• THE PROBLEM: Skip the pictures. Repeat everything else in the records word for word.

• DATA:
##############################
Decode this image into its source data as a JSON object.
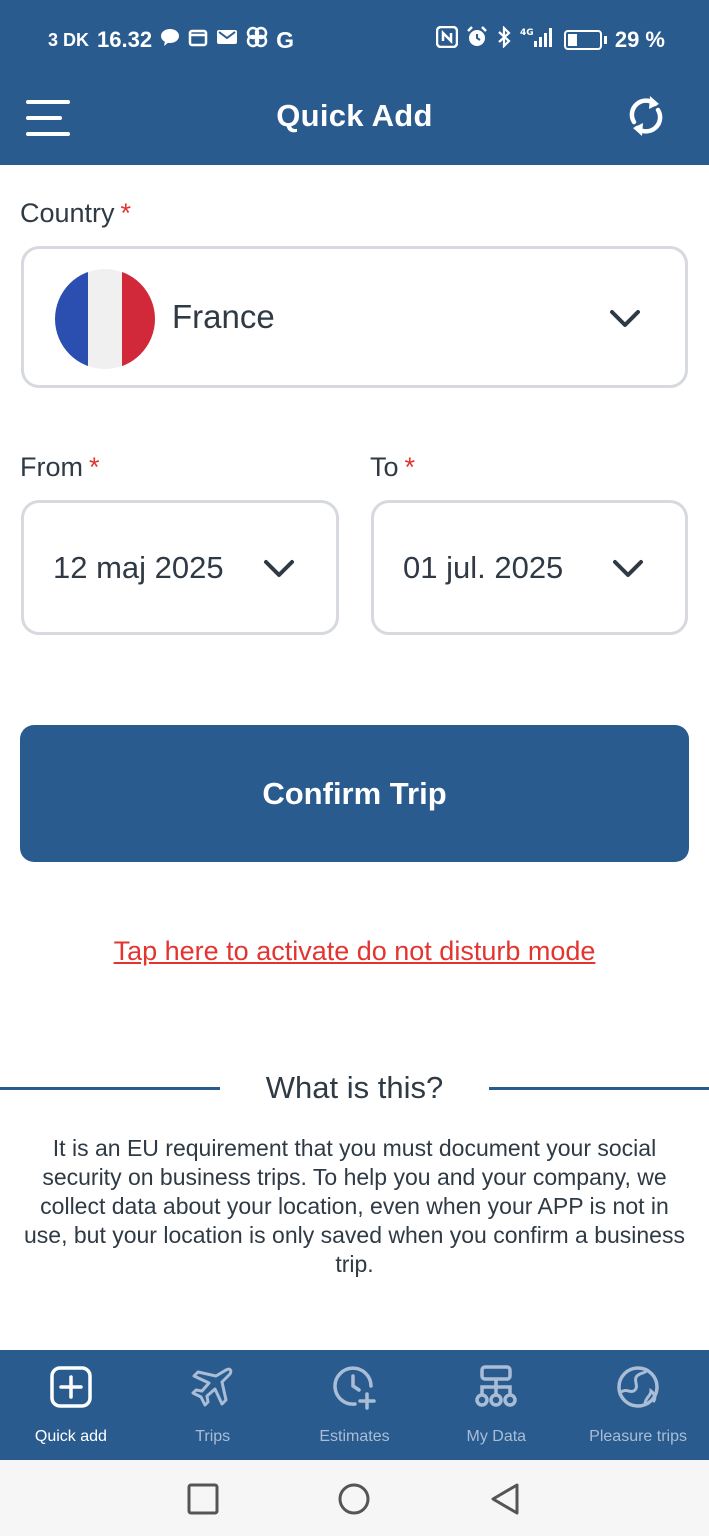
{
  "status_bar": {
    "left_prefix": "3 DK",
    "time": "16.32",
    "left_icons": [
      "chat-bubble-icon",
      "calendar-icon",
      "mail-icon",
      "fan-icon",
      "google-icon"
    ],
    "right_icons": [
      "nfc-icon",
      "alarm-icon",
      "bluetooth-icon",
      "signal-4g-icon",
      "battery-icon"
    ],
    "battery": "29 %"
  },
  "app_bar": {
    "title": "Quick Add",
    "menu_icon": "hamburger-menu-icon",
    "refresh_icon": "refresh-icon"
  },
  "form": {
    "country_label": "Country",
    "required_mark": "*",
    "country_value": "France",
    "from_label": "From",
    "from_value": "12 maj 2025",
    "to_label": "To",
    "to_value": "01 jul. 2025"
  },
  "actions": {
    "confirm_label": "Confirm Trip",
    "dnd_link": "Tap here to activate do not disturb mode"
  },
  "info": {
    "title": "What is this?",
    "body": "It is an EU requirement that you must document your social security on business trips. To help you and your company, we collect data about your location, even when your APP is not in use, but your location is only saved when you confirm a business trip."
  },
  "bottom_nav": {
    "items": [
      {
        "label": "Quick add",
        "icon": "plus-square-icon",
        "active": true
      },
      {
        "label": "Trips",
        "icon": "airplane-icon",
        "active": false
      },
      {
        "label": "Estimates",
        "icon": "clock-plus-icon",
        "active": false
      },
      {
        "label": "My Data",
        "icon": "sitemap-icon",
        "active": false
      },
      {
        "label": "Pleasure trips",
        "icon": "globe-icon",
        "active": false
      }
    ]
  },
  "colors": {
    "primary": "#2a5b8f",
    "required": "#e3342f",
    "text": "#2f3a45",
    "border": "#d6d9de",
    "flag_blue": "#2a4fb0",
    "flag_white": "#f0f0f0",
    "flag_red": "#d1293a"
  }
}
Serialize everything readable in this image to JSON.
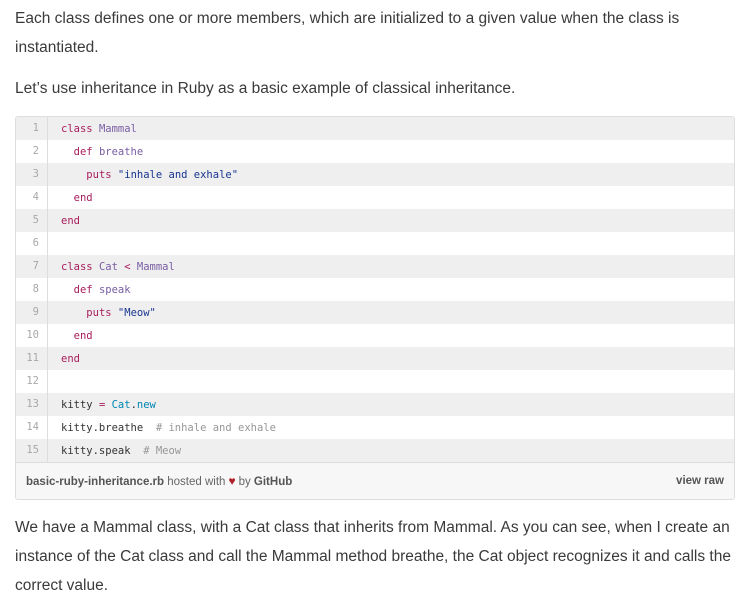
{
  "paragraphs": {
    "intro": "Each class defines one or more members, which are initialized to a given value when the class is instantiated.",
    "lead": "Let’s use inheritance in Ruby as a basic example of classical inheritance.",
    "outro": "We have a Mammal class, with a Cat class that inherits from Mammal. As you can see, when I create an instance of the Cat class and call the Mammal method breathe, the Cat object recognizes it and calls the correct value."
  },
  "gist": {
    "lines": [
      {
        "n": "1",
        "code": "class Mammal"
      },
      {
        "n": "2",
        "code": "  def breathe"
      },
      {
        "n": "3",
        "code": "    puts \"inhale and exhale\""
      },
      {
        "n": "4",
        "code": "  end"
      },
      {
        "n": "5",
        "code": "end"
      },
      {
        "n": "6",
        "code": ""
      },
      {
        "n": "7",
        "code": "class Cat < Mammal"
      },
      {
        "n": "8",
        "code": "  def speak"
      },
      {
        "n": "9",
        "code": "    puts \"Meow\""
      },
      {
        "n": "10",
        "code": "  end"
      },
      {
        "n": "11",
        "code": "end"
      },
      {
        "n": "12",
        "code": ""
      },
      {
        "n": "13",
        "code": "kitty = Cat.new"
      },
      {
        "n": "14",
        "code": "kitty.breathe  # inhale and exhale"
      },
      {
        "n": "15",
        "code": "kitty.speak  # Meow"
      }
    ],
    "filename": "basic-ruby-inheritance.rb",
    "hosted_text": "hosted with",
    "by_text": "by",
    "host": "GitHub",
    "view_raw": "view raw",
    "heart_icon": "heart-icon"
  }
}
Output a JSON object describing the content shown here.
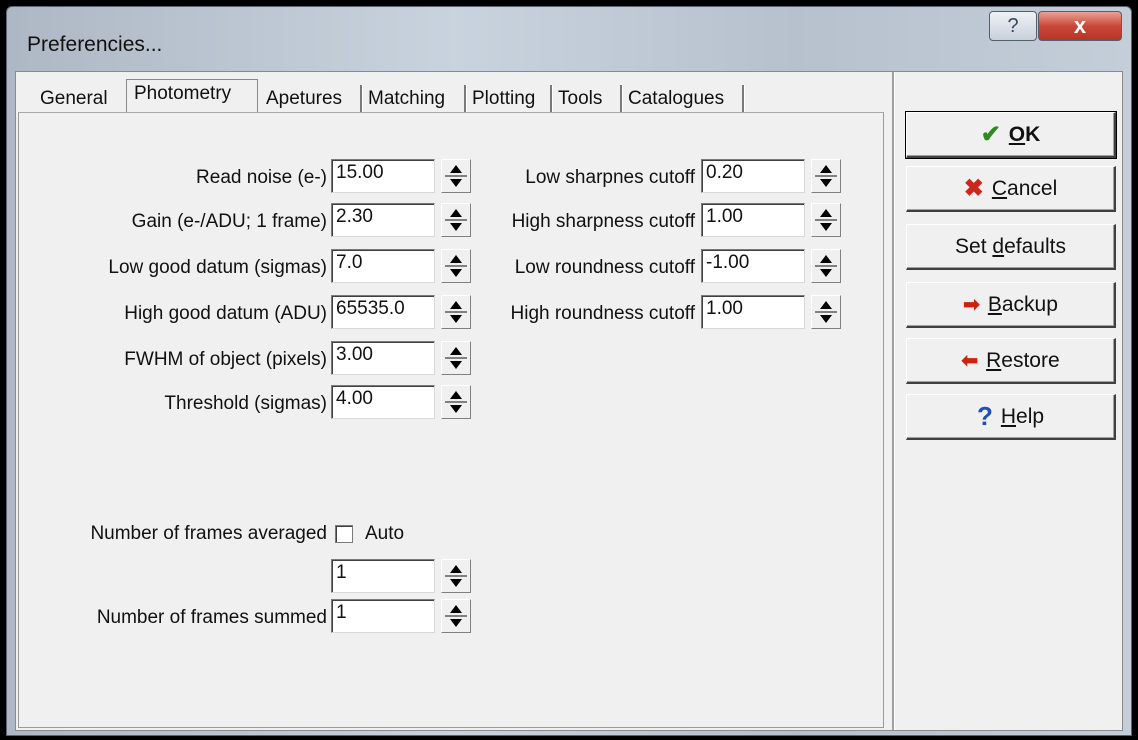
{
  "window": {
    "title": "Preferencies...",
    "help_glyph": "?",
    "close_glyph": "x"
  },
  "tabs": [
    "General",
    "Photometry",
    "Apetures",
    "Matching",
    "Plotting",
    "Tools",
    "Catalogues"
  ],
  "left_fields": [
    {
      "label": "Read noise (e-)",
      "value": "15.00"
    },
    {
      "label": "Gain (e-/ADU; 1 frame)",
      "value": "2.30"
    },
    {
      "label": "Low good datum (sigmas)",
      "value": "7.0"
    },
    {
      "label": "High good datum (ADU)",
      "value": "65535.0"
    },
    {
      "label": "FWHM of object (pixels)",
      "value": "3.00"
    },
    {
      "label": "Threshold (sigmas)",
      "value": "4.00"
    }
  ],
  "right_fields": [
    {
      "label": "Low sharpnes cutoff",
      "value": "0.20"
    },
    {
      "label": "High sharpness cutoff",
      "value": "1.00"
    },
    {
      "label": "Low roundness cutoff",
      "value": "-1.00"
    },
    {
      "label": "High roundness cutoff",
      "value": "1.00"
    }
  ],
  "frames": {
    "averaged_label": "Number of frames averaged",
    "auto_label": "Auto",
    "auto_checked": false,
    "averaged_value": "1",
    "summed_label": "Number of frames summed",
    "summed_value": "1"
  },
  "buttons": {
    "ok": {
      "accel": "O",
      "rest": "K",
      "icon": "✔"
    },
    "cancel": {
      "accel": "C",
      "rest": "ancel",
      "icon": "✖"
    },
    "set_defaults": {
      "pre": "Set ",
      "accel": "d",
      "rest": "efaults"
    },
    "backup": {
      "accel": "B",
      "rest": "ackup",
      "icon": "➡"
    },
    "restore": {
      "accel": "R",
      "rest": "estore",
      "icon": "⬅"
    },
    "help": {
      "accel": "H",
      "rest": "elp",
      "icon": "?"
    }
  },
  "colors": {
    "ok_icon": "#2e8b1e",
    "cancel_icon": "#c8281e",
    "help_icon": "#1f4fb0",
    "arrow_icon": "#d02010"
  }
}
##############################
• REPLY TO THE TASK:
Decode this image into its source data as a JSON object.
{
  "status_bar": {
    "left_prefix": "3 DK",
    "time": "16.32",
    "left_icons": [
      "chat-bubble-icon",
      "calendar-icon",
      "mail-icon",
      "fan-icon",
      "google-icon"
    ],
    "right_icons": [
      "nfc-icon",
      "alarm-icon",
      "bluetooth-icon",
      "signal-4g-icon",
      "battery-icon"
    ],
    "battery": "29 %"
  },
  "app_bar": {
    "title": "Quick Add",
    "menu_icon": "hamburger-menu-icon",
    "refresh_icon": "refresh-icon"
  },
  "form": {
    "country_label": "Country",
    "required_mark": "*",
    "country_value": "France",
    "from_label": "From",
    "from_value": "12 maj 2025",
    "to_label": "To",
    "to_value": "01 jul. 2025"
  },
  "actions": {
    "confirm_label": "Confirm Trip",
    "dnd_link": "Tap here to activate do not disturb mode"
  },
  "info": {
    "title": "What is this?",
    "body": "It is an EU requirement that you must document your social security on business trips. To help you and your company, we collect data about your location, even when your APP is not in use, but your location is only saved when you confirm a business trip."
  },
  "bottom_nav": {
    "items": [
      {
        "label": "Quick add",
        "icon": "plus-square-icon",
        "active": true
      },
      {
        "label": "Trips",
        "icon": "airplane-icon",
        "active": false
      },
      {
        "label": "Estimates",
        "icon": "clock-plus-icon",
        "active": false
      },
      {
        "label": "My Data",
        "icon": "sitemap-icon",
        "active": false
      },
      {
        "label": "Pleasure trips",
        "icon": "globe-icon",
        "active": false
      }
    ]
  },
  "colors": {
    "primary": "#2a5b8f",
    "required": "#e3342f",
    "text": "#2f3a45",
    "border": "#d6d9de",
    "flag_blue": "#2a4fb0",
    "flag_white": "#f0f0f0",
    "flag_red": "#d1293a"
  }
}
Serialize everything readable in this image to JSON.
{
  "paragraphs": {
    "intro": "Each class defines one or more members, which are initialized to a given value when the class is instantiated.",
    "lead": "Let’s use inheritance in Ruby as a basic example of classical inheritance.",
    "outro": "We have a Mammal class, with a Cat class that inherits from Mammal. As you can see, when I create an instance of the Cat class and call the Mammal method breathe, the Cat object recognizes it and calls the correct value."
  },
  "gist": {
    "lines": [
      {
        "n": "1",
        "code": "class Mammal"
      },
      {
        "n": "2",
        "code": "  def breathe"
      },
      {
        "n": "3",
        "code": "    puts \"inhale and exhale\""
      },
      {
        "n": "4",
        "code": "  end"
      },
      {
        "n": "5",
        "code": "end"
      },
      {
        "n": "6",
        "code": ""
      },
      {
        "n": "7",
        "code": "class Cat < Mammal"
      },
      {
        "n": "8",
        "code": "  def speak"
      },
      {
        "n": "9",
        "code": "    puts \"Meow\""
      },
      {
        "n": "10",
        "code": "  end"
      },
      {
        "n": "11",
        "code": "end"
      },
      {
        "n": "12",
        "code": ""
      },
      {
        "n": "13",
        "code": "kitty = Cat.new"
      },
      {
        "n": "14",
        "code": "kitty.breathe  # inhale and exhale"
      },
      {
        "n": "15",
        "code": "kitty.speak  # Meow"
      }
    ],
    "filename": "basic-ruby-inheritance.rb",
    "hosted_text": "hosted with",
    "by_text": "by",
    "host": "GitHub",
    "view_raw": "view raw",
    "heart_icon": "heart-icon"
  }
}
Output a JSON object describing the content shown here.
{
  "window": {
    "title": "Preferencies...",
    "help_glyph": "?",
    "close_glyph": "x"
  },
  "tabs": [
    "General",
    "Photometry",
    "Apetures",
    "Matching",
    "Plotting",
    "Tools",
    "Catalogues"
  ],
  "left_fields": [
    {
      "label": "Read noise (e-)",
      "value": "15.00"
    },
    {
      "label": "Gain (e-/ADU; 1 frame)",
      "value": "2.30"
    },
    {
      "label": "Low good datum (sigmas)",
      "value": "7.0"
    },
    {
      "label": "High good datum (ADU)",
      "value": "65535.0"
    },
    {
      "label": "FWHM of object (pixels)",
      "value": "3.00"
    },
    {
      "label": "Threshold (sigmas)",
      "value": "4.00"
    }
  ],
  "right_fields": [
    {
      "label": "Low sharpnes cutoff",
      "value": "0.20"
    },
    {
      "label": "High sharpness cutoff",
      "value": "1.00"
    },
    {
      "label": "Low roundness cutoff",
      "value": "-1.00"
    },
    {
      "label": "High roundness cutoff",
      "value": "1.00"
    }
  ],
  "frames": {
    "averaged_label": "Number of frames averaged",
    "auto_label": "Auto",
    "auto_checked": false,
    "averaged_value": "1",
    "summed_label": "Number of frames summed",
    "summed_value": "1"
  },
  "buttons": {
    "ok": {
      "accel": "O",
      "rest": "K",
      "icon": "✔"
    },
    "cancel": {
      "accel": "C",
      "rest": "ancel",
      "icon": "✖"
    },
    "set_defaults": {
      "pre": "Set ",
      "accel": "d",
      "rest": "efaults"
    },
    "backup": {
      "accel": "B",
      "rest": "ackup",
      "icon": "➡"
    },
    "restore": {
      "accel": "R",
      "rest": "estore",
      "icon": "⬅"
    },
    "help": {
      "accel": "H",
      "rest": "elp",
      "icon": "?"
    }
  },
  "colors": {
    "ok_icon": "#2e8b1e",
    "cancel_icon": "#c8281e",
    "help_icon": "#1f4fb0",
    "arrow_icon": "#d02010"
  }
}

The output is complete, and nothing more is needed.